:: Directions for this task ::
Wherever the string "délégations" appears, copy the whole line.

:: Data supplied ::
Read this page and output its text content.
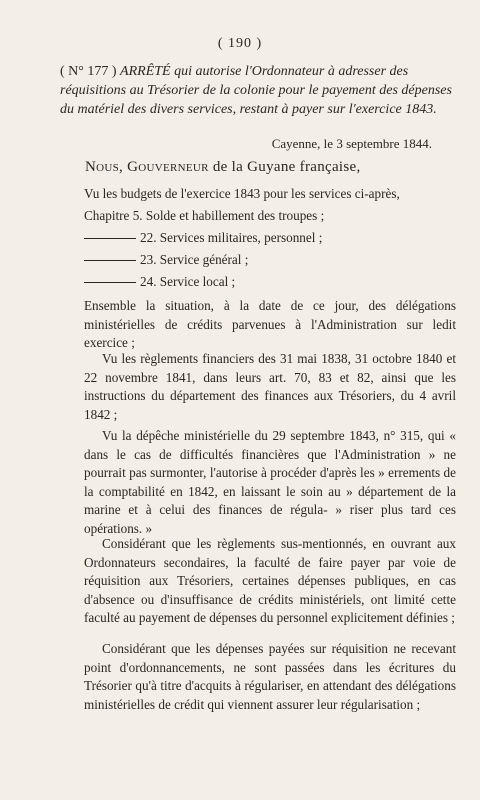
( 190 )
( N° 177 ) ARRÊTÉ qui autorise l'Ordonnateur à adresser des réquisitions au Trésorier de la colonie pour le payement des dépenses du matériel des divers services, restant à payer sur l'exercice 1843.
Cayenne, le 3 septembre 1844.
Nous, Gouverneur de la Guyane française,
Vu les budgets de l'exercice 1843 pour les services ci-après,
Chapitre 5. Solde et habillement des troupes ;
22. Services militaires, personnel ;
23. Service général ;
24. Service local ;
Ensemble la situation, à la date de ce jour, des délégations ministérielles de crédits parvenues à l'Administration sur ledit exercice ;
Vu les règlements financiers des 31 mai 1838, 31 octobre 1840 et 22 novembre 1841, dans leurs art. 70, 83 et 82, ainsi que les instructions du département des finances aux Trésoriers, du 4 avril 1842 ;
Vu la dépêche ministérielle du 29 septembre 1843, n° 315, qui « dans le cas de difficultés financières que l'Administration » ne pourrait pas surmonter, l'autorise à procéder d'après les » errements de la comptabilité en 1842, en laissant le soin au » département de la marine et à celui des finances de régula- » riser plus tard ces opérations. »
Considérant que les règlements sus-mentionnés, en ouvrant aux Ordonnateurs secondaires, la faculté de faire payer par voie de réquisition aux Trésoriers, certaines dépenses publiques, en cas d'absence ou d'insuffisance de crédits ministériels, ont limité cette faculté au payement de dépenses du personnel explicitement définies ;
Considérant que les dépenses payées sur réquisition ne recevant point d'ordonnancements, ne sont passées dans les écritures du Trésorier qu'à titre d'acquits à régulariser, en attendant des délégations ministérielles de crédit qui viennent assurer leur régularisation ;
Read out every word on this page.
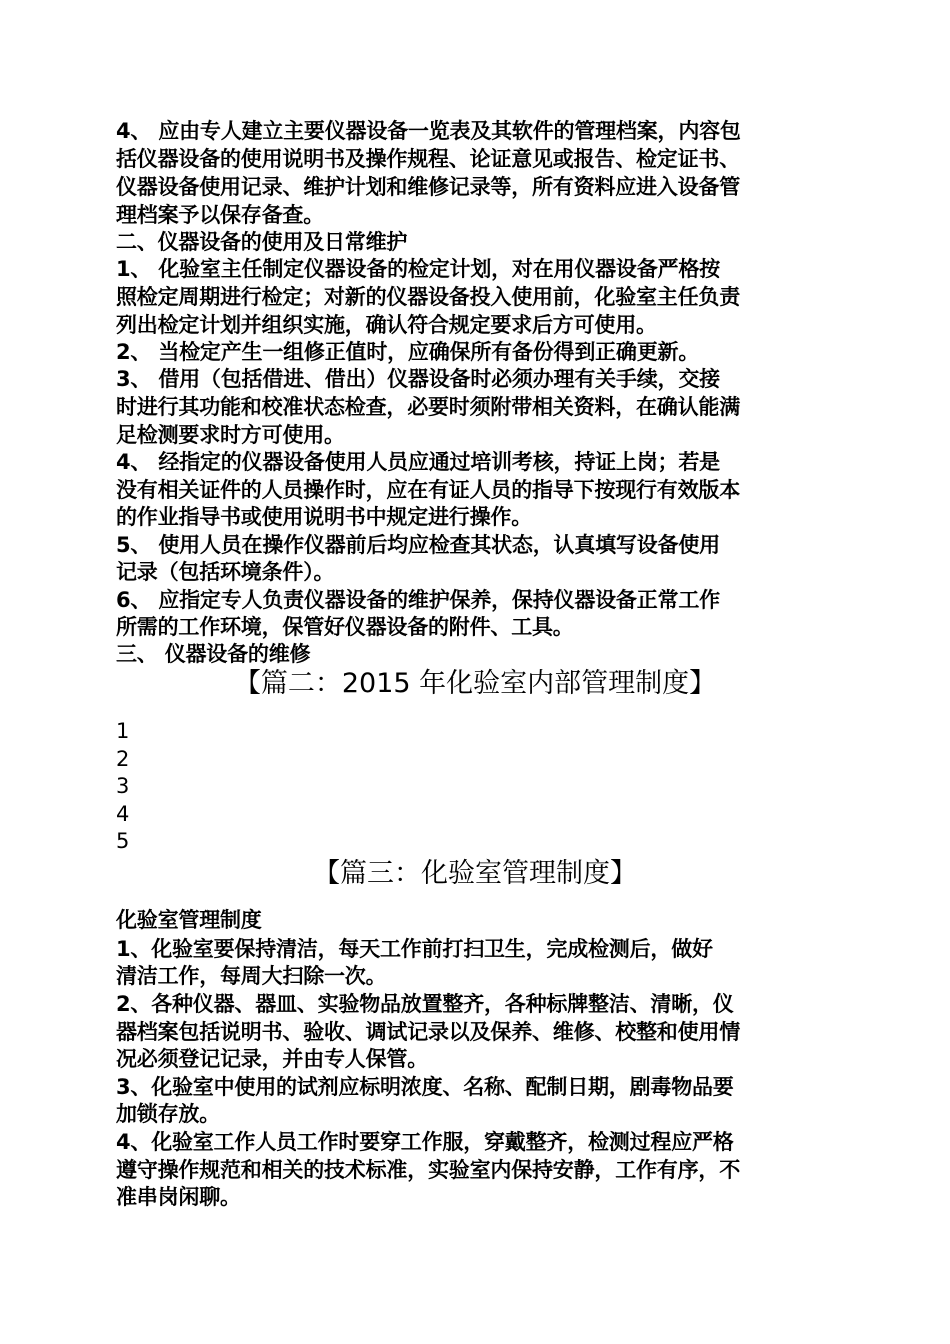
4、 应由专人建立主要仪器设备一览表及其软件的管理档案，内容包
括仪器设备的使用说明书及操作规程、论证意见或报告、检定证书、
仪器设备使用记录、维护计划和维修记录等，所有资料应进入设备管
理档案予以保存备查。
二、仪器设备的使用及日常维护
1、 化验室主任制定仪器设备的检定计划，对在用仪器设备严格按
照检定周期进行检定；对新的仪器设备投入使用前，化验室主任负责
列出检定计划并组织实施，确认符合规定要求后方可使用。
2、 当检定产生一组修正值时，应确保所有备份得到正确更新。
3、 借用（包括借进、借出）仪器设备时必须办理有关手续，交接
时进行其功能和校准状态检查，必要时须附带相关资料，在确认能满
足检测要求时方可使用。
4、 经指定的仪器设备使用人员应通过培训考核，持证上岗；若是
没有相关证件的人员操作时，应在有证人员的指导下按现行有效版本
的作业指导书或使用说明书中规定进行操作。
5、 使用人员在操作仪器前后均应检查其状态，认真填写设备使用
记录（包括环境条件）。
6、 应指定专人负责仪器设备的维护保养，保持仪器设备正常工作
所需的工作环境，保管好仪器设备的附件、工具。
三、 仪器设备的维修
【篇二：2015 年化验室内部管理制度】
1
2
3
4
5
【篇三：化验室管理制度】
化验室管理制度
1、化验室要保持清洁，每天工作前打扫卫生，完成检测后，做好
清洁工作，每周大扫除一次。
2、各种仪器、器皿、实验物品放置整齐，各种标牌整洁、清晰，仪
器档案包括说明书、验收、调试记录以及保养、维修、校整和使用情
况必须登记记录，并由专人保管。
3、化验室中使用的试剂应标明浓度、名称、配制日期，剧毒物品要
加锁存放。
4、化验室工作人员工作时要穿工作服，穿戴整齐，检测过程应严格
遵守操作规范和相关的技术标准，实验室内保持安静，工作有序，不
准串岗闲聊。
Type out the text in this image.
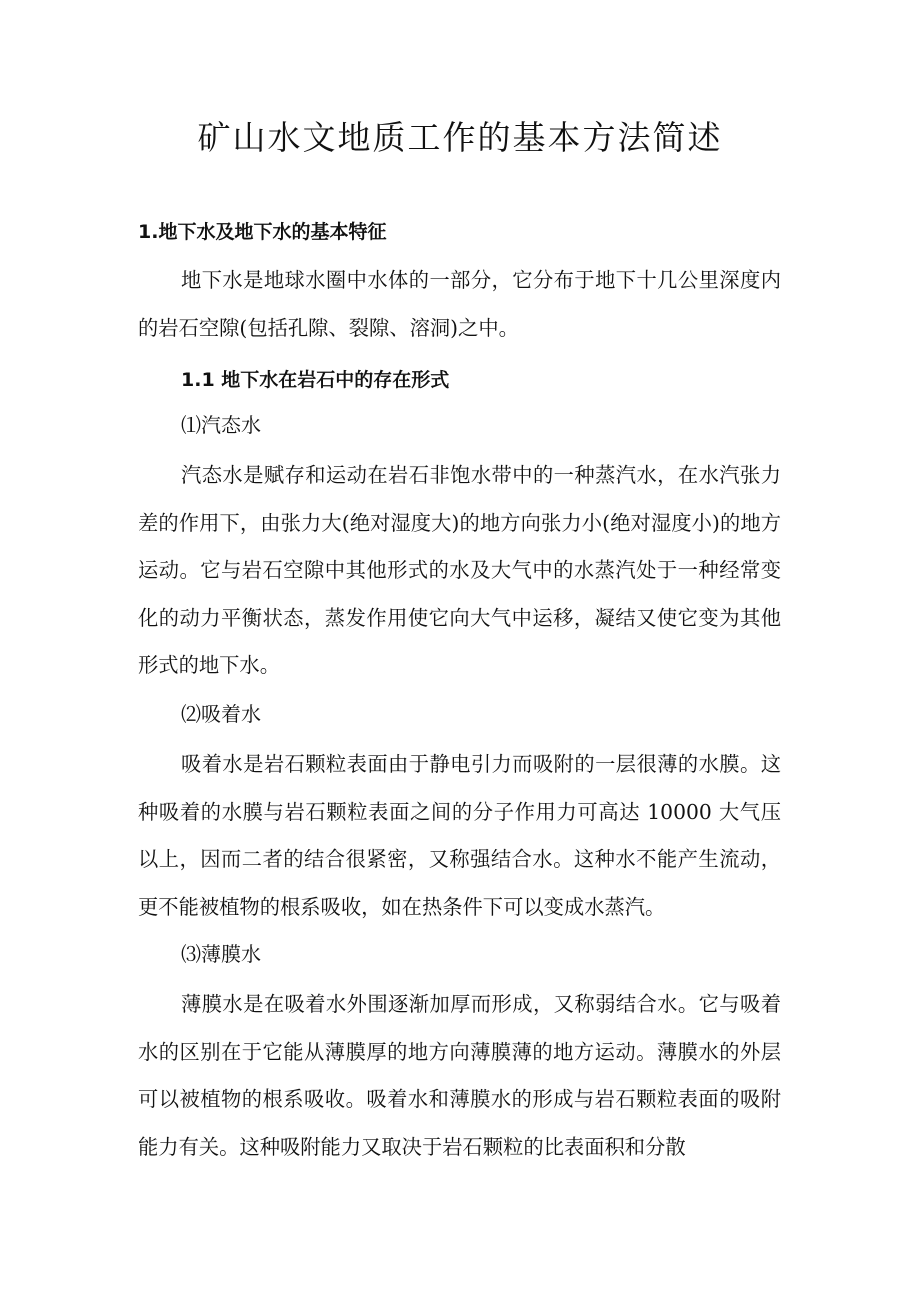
矿山水文地质工作的基本方法简述
1.地下水及地下水的基本特征

地下水是地球水圈中水体的一部分，它分布于地下十几公里深度内的岩石空隙(包括孔隙、裂隙、溶洞)之中。

1.1 地下水在岩石中的存在形式
⑴汽态水

汽态水是赋存和运动在岩石非饱水带中的一种蒸汽水，在水汽张力差的作用下，由张力大(绝对湿度大)的地方向张力小(绝对湿度小)的地方运动。它与岩石空隙中其他形式的水及大气中的水蒸汽处于一种经常变化的动力平衡状态，蒸发作用使它向大气中运移，凝结又使它变为其他形式的地下水。

⑵吸着水

吸着水是岩石颗粒表面由于静电引力而吸附的一层很薄的水膜。这种吸着的水膜与岩石颗粒表面之间的分子作用力可高达 10000 大气压以上，因而二者的结合很紧密，又称强结合水。这种水不能产生流动，更不能被植物的根系吸收，如在热条件下可以变成水蒸汽。

⑶薄膜水

薄膜水是在吸着水外围逐渐加厚而形成，又称弱结合水。它与吸着水的区别在于它能从薄膜厚的地方向薄膜薄的地方运动。薄膜水的外层可以被植物的根系吸收。吸着水和薄膜水的形成与岩石颗粒表面的吸附能力有关。这种吸附能力又取决于岩石颗粒的比表面积和分散
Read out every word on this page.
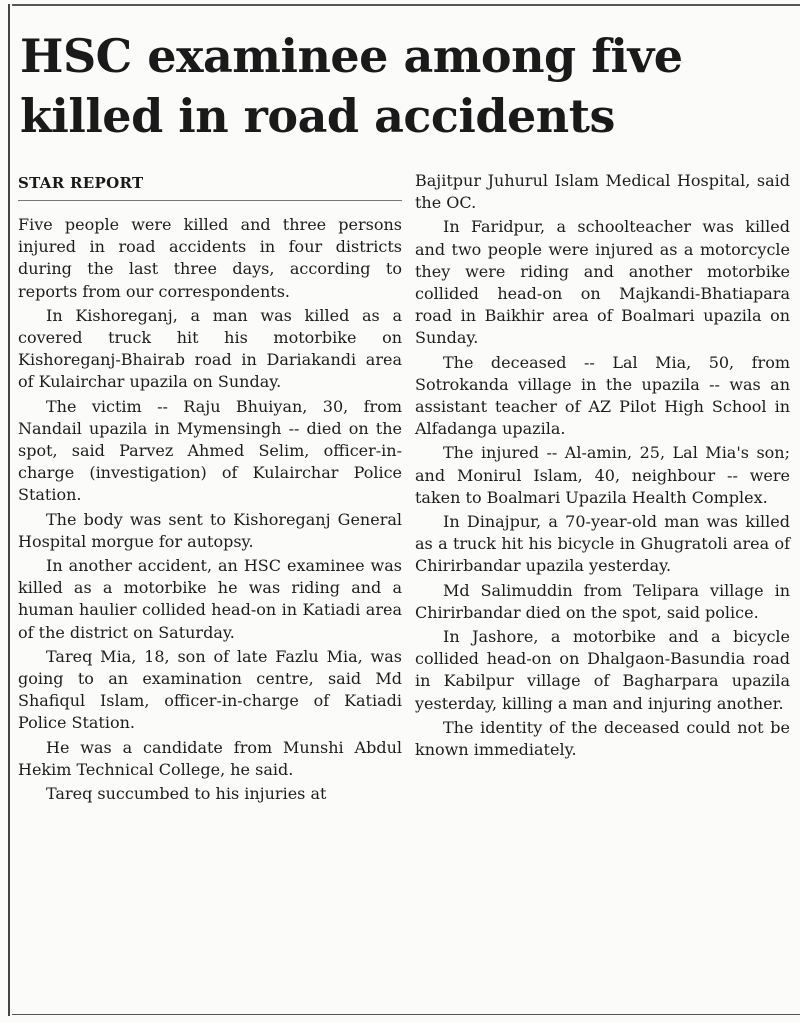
HSC examinee among five
killed in road accidents
STAR REPORT

Five people were killed and three persons injured in road accidents in four districts during the last three days, according to reports from our correspondents.

In Kishoreganj, a man was killed as a covered truck hit his motorbike on Kishoreganj-Bhairab road in Dariakandi area of Kulairchar upazila on Sunday.

The victim -- Raju Bhuiyan, 30, from Nandail upazila in Mymensingh -- died on the spot, said Parvez Ahmed Selim, officer-in-charge (investigation) of Kulairchar Police Station.

The body was sent to Kishoreganj General Hospital morgue for autopsy.

In another accident, an HSC examinee was killed as a motorbike he was riding and a human haulier collided head-on in Katiadi area of the district on Saturday.

Tareq Mia, 18, son of late Fazlu Mia, was going to an examination centre, said Md Shafiqul Islam, officer-in-charge of Katiadi Police Station.

He was a candidate from Munshi Abdul Hekim Technical College, he said.

Tareq succumbed to his injuries at

Bajitpur Juhurul Islam Medical Hospital, said the OC.

In Faridpur, a schoolteacher was killed and two people were injured as a motorcycle they were riding and another motorbike collided head-on on Majkandi-Bhatiapara road in Baikhir area of Boalmari upazila on Sunday.

The deceased -- Lal Mia, 50, from Sotrokanda village in the upazila -- was an assistant teacher of AZ Pilot High School in Alfadanga upazila.

The injured -- Al-amin, 25, Lal Mia's son; and Monirul Islam, 40, neighbour -- were taken to Boalmari Upazila Health Complex.

In Dinajpur, a 70-year-old man was killed as a truck hit his bicycle in Ghugratoli area of Chirirbandar upazila yesterday.

Md Salimuddin from Telipara village in Chirirbandar died on the spot, said police.

In Jashore, a motorbike and a bicycle collided head-on on Dhalgaon-Basundia road in Kabilpur village of Bagharpara upazila yesterday, killing a man and injuring another.

The identity of the deceased could not be known immediately.
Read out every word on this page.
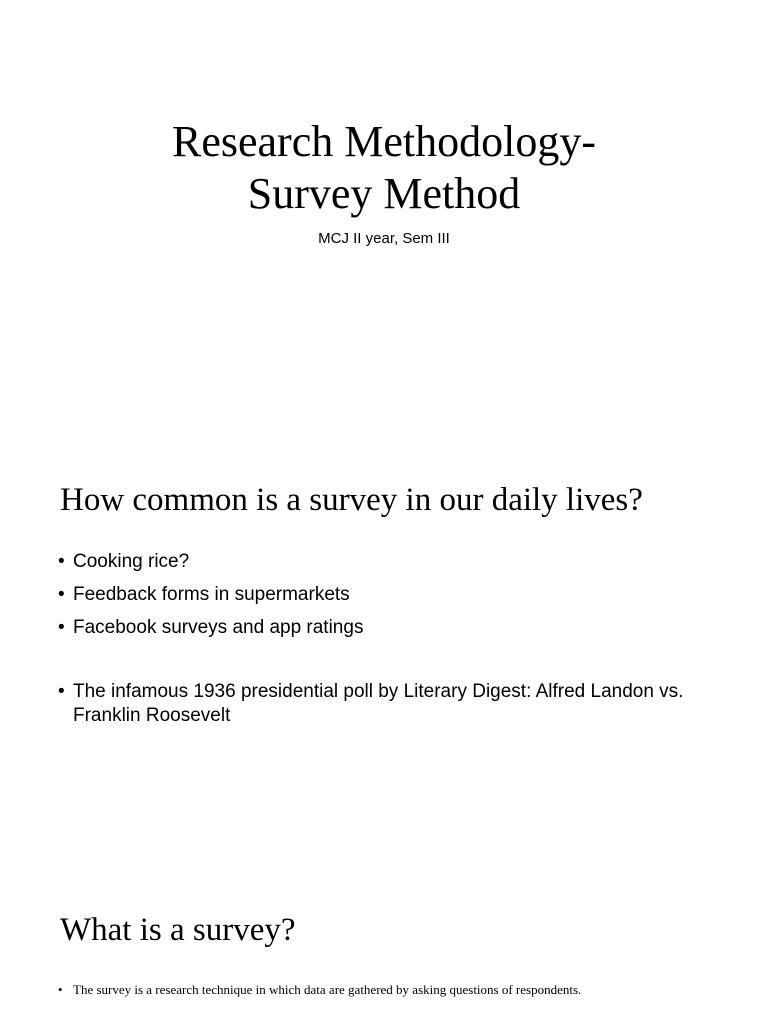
Research Methodology-
Survey Method
MCJ II year, Sem III
How common is a survey in our daily lives?
• Cooking rice?
• Feedback forms in supermarkets
• Facebook surveys and app ratings
• The infamous 1936 presidential poll by Literary Digest: Alfred Landon vs. Franklin Roosevelt
What is a survey?
• The survey is a research technique in which data are gathered by asking questions of respondents.
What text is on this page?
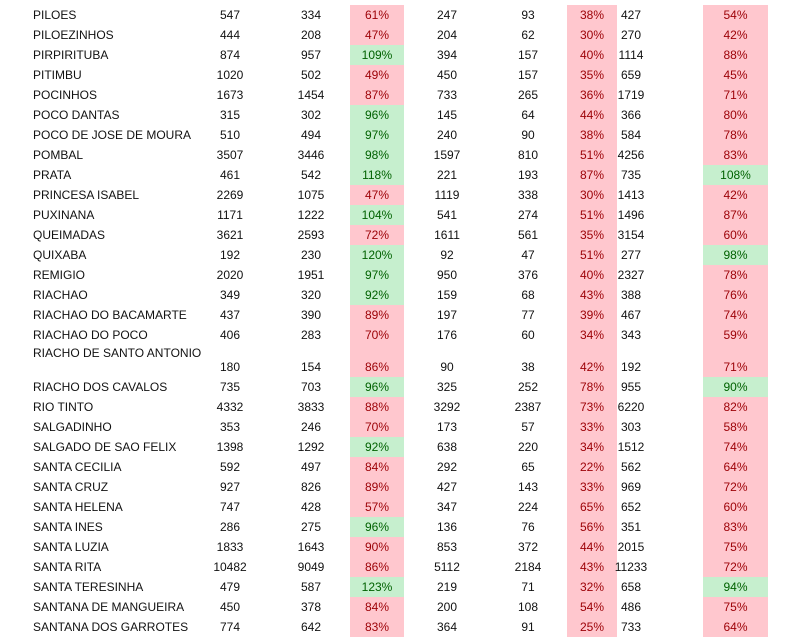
PILOES	547	334	61%	247	93	38%	427	54%
PILOEZINHOS	444	208	47%	204	62	30%	270	42%
PIRPIRITUBA	874	957	109%	394	157	40%	1114	88%
PITIMBU	1020	502	49%	450	157	35%	659	45%
POCINHOS	1673	1454	87%	733	265	36%	1719	71%
POCO DANTAS	315	302	96%	145	64	44%	366	80%
POCO DE JOSE DE MOURA	510	494	97%	240	90	38%	584	78%
POMBAL	3507	3446	98%	1597	810	51%	4256	83%
PRATA	461	542	118%	221	193	87%	735	108%
PRINCESA ISABEL	2269	1075	47%	1119	338	30%	1413	42%
PUXINANA	1171	1222	104%	541	274	51%	1496	87%
QUEIMADAS	3621	2593	72%	1611	561	35%	3154	60%
QUIXABA	192	230	120%	92	47	51%	277	98%
REMIGIO	2020	1951	97%	950	376	40%	2327	78%
RIACHAO	349	320	92%	159	68	43%	388	76%
RIACHAO DO BACAMARTE	437	390	89%	197	77	39%	467	74%
RIACHAO DO POCO	406	283	70%	176	60	34%	343	59%
RIACHO DE SANTO ANTONIO
180	154	86%	90	38	42%	192	71%
RIACHO DOS CAVALOS	735	703	96%	325	252	78%	955	90%
RIO TINTO	4332	3833	88%	3292	2387	73%	6220	82%
SALGADINHO	353	246	70%	173	57	33%	303	58%
SALGADO DE SAO FELIX	1398	1292	92%	638	220	34%	1512	74%
SANTA CECILIA	592	497	84%	292	65	22%	562	64%
SANTA CRUZ	927	826	89%	427	143	33%	969	72%
SANTA HELENA	747	428	57%	347	224	65%	652	60%
SANTA INES	286	275	96%	136	76	56%	351	83%
SANTA LUZIA	1833	1643	90%	853	372	44%	2015	75%
SANTA RITA	10482	9049	86%	5112	2184	43% 11233	72%
SANTA TERESINHA	479	587	123%	219	71	32%	658	94%
SANTANA DE MANGUEIRA	450	378	84%	200	108	54%	486	75%
SANTANA DOS GARROTES	774	642	83%	364	91	25%	733	64%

:: Final answer ::
Ensemble la situation, à la date de ce jour, des délégations ministérielles de crédits parvenues à l'Administration sur ledit exercice ;
Considérant que les dépenses payées sur réquisition ne recevant point d'ordonnancements, ne sont passées dans les écritures du Trésorier qu'à titre d'acquits à régulariser, en attendant des délégations ministérielles de crédit qui viennent assurer leur régularisation ;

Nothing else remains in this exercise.